*Exercise details*
Print the entire listing. Each line must match the original exactly.

(A block of data)
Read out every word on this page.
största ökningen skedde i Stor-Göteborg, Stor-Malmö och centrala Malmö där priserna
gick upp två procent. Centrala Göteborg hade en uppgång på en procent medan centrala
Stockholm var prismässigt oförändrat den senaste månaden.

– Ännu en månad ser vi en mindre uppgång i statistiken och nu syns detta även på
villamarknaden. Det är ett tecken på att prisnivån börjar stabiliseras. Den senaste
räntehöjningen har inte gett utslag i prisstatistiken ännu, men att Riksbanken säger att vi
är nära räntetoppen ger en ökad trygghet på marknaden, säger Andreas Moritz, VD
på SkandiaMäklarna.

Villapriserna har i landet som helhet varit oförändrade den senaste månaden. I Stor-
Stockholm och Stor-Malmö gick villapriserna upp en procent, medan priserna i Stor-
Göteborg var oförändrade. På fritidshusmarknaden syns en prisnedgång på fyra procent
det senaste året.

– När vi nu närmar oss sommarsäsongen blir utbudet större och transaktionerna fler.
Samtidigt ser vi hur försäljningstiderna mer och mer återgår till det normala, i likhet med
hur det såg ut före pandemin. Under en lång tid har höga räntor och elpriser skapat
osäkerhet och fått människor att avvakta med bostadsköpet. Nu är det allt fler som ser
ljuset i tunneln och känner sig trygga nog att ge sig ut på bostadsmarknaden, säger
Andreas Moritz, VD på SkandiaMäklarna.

*Task response*
Read out every word on this page.
största ökningen skedde i Stor-Göteborg, Stor-Malmö och centrala Malmö där priserna
gick upp två procent. Centrala Göteborg hade en uppgång på en procent medan centrala
Stockholm var prismässigt oförändrat den senaste månaden.

– Ännu en månad ser vi en mindre uppgång i statistiken och nu syns detta även på
villamarknaden. Det är ett tecken på att prisnivån börjar stabiliseras. Den senaste
räntehöjningen har inte gett utslag i prisstatistiken ännu, men att Riksbanken säger att vi
är nära räntetoppen ger en ökad trygghet på marknaden, säger Andreas Moritz, VD
på SkandiaMäklarna.

Villapriserna har i landet som helhet varit oförändrade den senaste månaden. I Stor-
Stockholm och Stor-Malmö gick villapriserna upp en procent, medan priserna i Stor-
Göteborg var oförändrade. På fritidshusmarknaden syns en prisnedgång på fyra procent
det senaste året.

– När vi nu närmar oss sommarsäsongen blir utbudet större och transaktionerna fler.
Samtidigt ser vi hur försäljningstiderna mer och mer återgår till det normala, i likhet med
hur det såg ut före pandemin. Under en lång tid har höga räntor och elpriser skapat
osäkerhet och fått människor att avvakta med bostadsköpet. Nu är det allt fler som ser
ljuset i tunneln och känner sig trygga nog att ge sig ut på bostadsmarknaden, säger
Andreas Moritz, VD på SkandiaMäklarna.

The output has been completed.